Page excerpt:
Light wrote in 2006, “taxpayers are in effect partners in developing every drug, because their elected representatives have chosen to provide various tax deductions and credits to pharmaceutical companies that in effect mean that other taxpayers make up for what drug companies do not pay or receive as credits.”
The history of Medivation’s Xtandi is a case in point. The drug was identified in the early 2000s by Charles Sawyer, then a professor of medicine at UCLA and an investigator at the Howard Hughes Medical Institute. Sawyer then collaborated with UCLA biochemistry professor Michael Jung who, along with his team, designed and synthesized Xtandi. This work was funded with public research grants. UCLA then licensed the experimental drug’s patent to Medivation in 2005.
In March of this year, 12 members of Congress requested that the NIH and the US Department of Health and Human Services (HSS) exercise its “march-in rights” to lower the drug’s price. The 1980 Bayh-Dole Act, which explicitly encourages universities to patent inventions developed using federal funding, allows the government to ignore the patent exclusivity of inventions developed with federal funds if the drugmaker fails to satisfy certain criteria such as the “health and safety needs” of patients.
The NIH and HSS refused to do so and, in fact, the federal government has never once sought to exercise its march-in authority.
Pfizer’s acquisition of Medivation, which the two companies expect to be completed by the end of the year, follows Pfizer’s failed $160 billion merger with the Ireland-based Allergan as part of its tax-inversion strategy. By shifting the company to Ireland, Pfizer would have lowered its tax-rate and freed up billions of dollars that it holds overseas to avoid paying US taxes. The companies called off the deal earlier this year after the Obama administration introduced new rules making corporate tax inversions less attractive.
This past May, Pfizer purchased Anacor Pharmacetuicals for $5.2 billion to gain access to that company’s eczema gel. Last year, Pfizer acquired Hospira, which sells generic hospital supplies, for $17 billion.

[Records taken from a dataset]

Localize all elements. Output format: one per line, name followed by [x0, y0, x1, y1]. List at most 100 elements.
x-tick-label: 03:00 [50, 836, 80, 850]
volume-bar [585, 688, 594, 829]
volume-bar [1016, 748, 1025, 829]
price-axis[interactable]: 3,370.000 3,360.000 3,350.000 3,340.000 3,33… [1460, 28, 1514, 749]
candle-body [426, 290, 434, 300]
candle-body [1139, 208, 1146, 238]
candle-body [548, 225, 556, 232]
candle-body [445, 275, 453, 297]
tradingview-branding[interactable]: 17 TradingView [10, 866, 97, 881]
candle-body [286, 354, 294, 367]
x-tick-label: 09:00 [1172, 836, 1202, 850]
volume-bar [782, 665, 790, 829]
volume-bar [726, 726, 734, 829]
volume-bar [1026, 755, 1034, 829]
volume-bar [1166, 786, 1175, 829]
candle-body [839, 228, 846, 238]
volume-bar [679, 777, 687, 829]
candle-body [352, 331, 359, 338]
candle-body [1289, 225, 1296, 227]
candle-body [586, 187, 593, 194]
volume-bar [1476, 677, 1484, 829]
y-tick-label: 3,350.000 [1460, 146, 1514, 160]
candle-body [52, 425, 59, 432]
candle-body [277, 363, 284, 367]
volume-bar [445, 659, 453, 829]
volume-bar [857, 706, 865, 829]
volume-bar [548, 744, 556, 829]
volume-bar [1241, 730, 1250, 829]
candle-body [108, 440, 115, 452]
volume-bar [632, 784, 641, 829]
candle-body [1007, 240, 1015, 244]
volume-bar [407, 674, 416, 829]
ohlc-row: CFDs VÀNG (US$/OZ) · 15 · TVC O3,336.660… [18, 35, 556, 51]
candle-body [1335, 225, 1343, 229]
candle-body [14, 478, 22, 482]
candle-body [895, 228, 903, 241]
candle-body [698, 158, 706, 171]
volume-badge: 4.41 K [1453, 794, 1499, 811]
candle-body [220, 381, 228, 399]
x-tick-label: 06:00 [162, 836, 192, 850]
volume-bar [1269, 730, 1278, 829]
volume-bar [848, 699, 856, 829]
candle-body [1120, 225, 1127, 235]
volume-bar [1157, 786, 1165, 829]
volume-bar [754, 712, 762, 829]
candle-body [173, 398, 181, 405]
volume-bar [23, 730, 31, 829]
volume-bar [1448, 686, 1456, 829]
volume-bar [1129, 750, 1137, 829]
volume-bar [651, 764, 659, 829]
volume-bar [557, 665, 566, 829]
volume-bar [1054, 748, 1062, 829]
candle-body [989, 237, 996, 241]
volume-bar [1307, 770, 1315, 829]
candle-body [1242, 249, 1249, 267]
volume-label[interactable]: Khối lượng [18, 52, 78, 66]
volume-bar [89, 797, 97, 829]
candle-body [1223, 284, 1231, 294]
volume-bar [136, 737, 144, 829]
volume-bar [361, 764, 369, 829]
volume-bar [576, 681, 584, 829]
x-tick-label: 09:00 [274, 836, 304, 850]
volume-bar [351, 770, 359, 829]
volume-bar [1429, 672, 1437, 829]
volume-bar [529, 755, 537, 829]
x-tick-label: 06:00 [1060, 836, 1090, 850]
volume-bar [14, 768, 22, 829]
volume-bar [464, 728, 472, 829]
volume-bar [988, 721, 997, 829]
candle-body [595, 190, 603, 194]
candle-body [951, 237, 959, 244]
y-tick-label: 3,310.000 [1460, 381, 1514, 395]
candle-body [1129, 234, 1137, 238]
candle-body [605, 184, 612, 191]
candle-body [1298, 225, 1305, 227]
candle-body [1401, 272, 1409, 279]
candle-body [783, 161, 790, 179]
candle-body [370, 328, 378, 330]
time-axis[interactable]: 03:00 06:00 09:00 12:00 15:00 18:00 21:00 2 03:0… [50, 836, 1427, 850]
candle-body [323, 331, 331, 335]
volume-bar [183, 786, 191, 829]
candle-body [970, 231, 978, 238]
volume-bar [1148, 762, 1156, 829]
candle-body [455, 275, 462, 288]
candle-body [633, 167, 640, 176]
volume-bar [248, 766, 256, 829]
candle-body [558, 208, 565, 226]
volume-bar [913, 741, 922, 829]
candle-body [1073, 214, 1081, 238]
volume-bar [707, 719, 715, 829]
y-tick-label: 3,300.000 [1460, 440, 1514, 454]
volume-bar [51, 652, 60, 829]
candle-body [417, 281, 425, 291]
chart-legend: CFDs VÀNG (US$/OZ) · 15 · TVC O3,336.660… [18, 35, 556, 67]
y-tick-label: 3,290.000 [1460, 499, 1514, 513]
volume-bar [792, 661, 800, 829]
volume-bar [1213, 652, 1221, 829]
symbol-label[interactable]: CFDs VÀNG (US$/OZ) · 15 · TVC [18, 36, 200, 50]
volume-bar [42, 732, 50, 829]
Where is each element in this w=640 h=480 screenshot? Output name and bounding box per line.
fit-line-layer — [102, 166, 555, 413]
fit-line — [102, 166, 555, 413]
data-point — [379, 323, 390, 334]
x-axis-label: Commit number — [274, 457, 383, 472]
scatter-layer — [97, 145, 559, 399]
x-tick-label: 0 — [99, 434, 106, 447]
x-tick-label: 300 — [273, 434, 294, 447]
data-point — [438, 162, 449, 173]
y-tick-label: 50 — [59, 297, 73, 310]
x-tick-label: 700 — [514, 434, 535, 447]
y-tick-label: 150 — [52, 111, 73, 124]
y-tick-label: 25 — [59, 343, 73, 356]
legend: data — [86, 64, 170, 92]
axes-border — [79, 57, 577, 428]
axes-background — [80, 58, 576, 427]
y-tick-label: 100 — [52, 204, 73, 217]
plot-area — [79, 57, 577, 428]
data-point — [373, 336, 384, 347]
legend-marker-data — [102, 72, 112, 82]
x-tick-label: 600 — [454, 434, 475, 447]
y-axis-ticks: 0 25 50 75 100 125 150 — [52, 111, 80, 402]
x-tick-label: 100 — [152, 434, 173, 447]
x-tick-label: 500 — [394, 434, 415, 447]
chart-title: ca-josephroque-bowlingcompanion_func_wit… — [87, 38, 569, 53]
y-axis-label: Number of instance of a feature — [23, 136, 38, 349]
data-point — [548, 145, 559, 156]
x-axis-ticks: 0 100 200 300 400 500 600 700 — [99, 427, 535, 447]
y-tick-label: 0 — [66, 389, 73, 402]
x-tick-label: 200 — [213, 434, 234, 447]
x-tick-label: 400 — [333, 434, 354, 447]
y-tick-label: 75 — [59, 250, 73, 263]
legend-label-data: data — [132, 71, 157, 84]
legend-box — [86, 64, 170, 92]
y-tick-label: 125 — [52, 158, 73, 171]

Required tasks:
1. According to the Xtandi passage, in what year did UCLA license the experimental drug's patent to Medivation?
2. Please retype the part of the Xtandi passage that opens with the words containing "This past May, Pfizer" and closes with "for $17 billion.".

Answers to this exercise:
1. 2005

2.
This past May, Pfizer purchased Anacor Pharmacetuicals for $5.2 billion to gain access to that company’s eczema gel. Last year, Pfizer acquired Hospira, which sells generic hospital supplies, for $17 billion.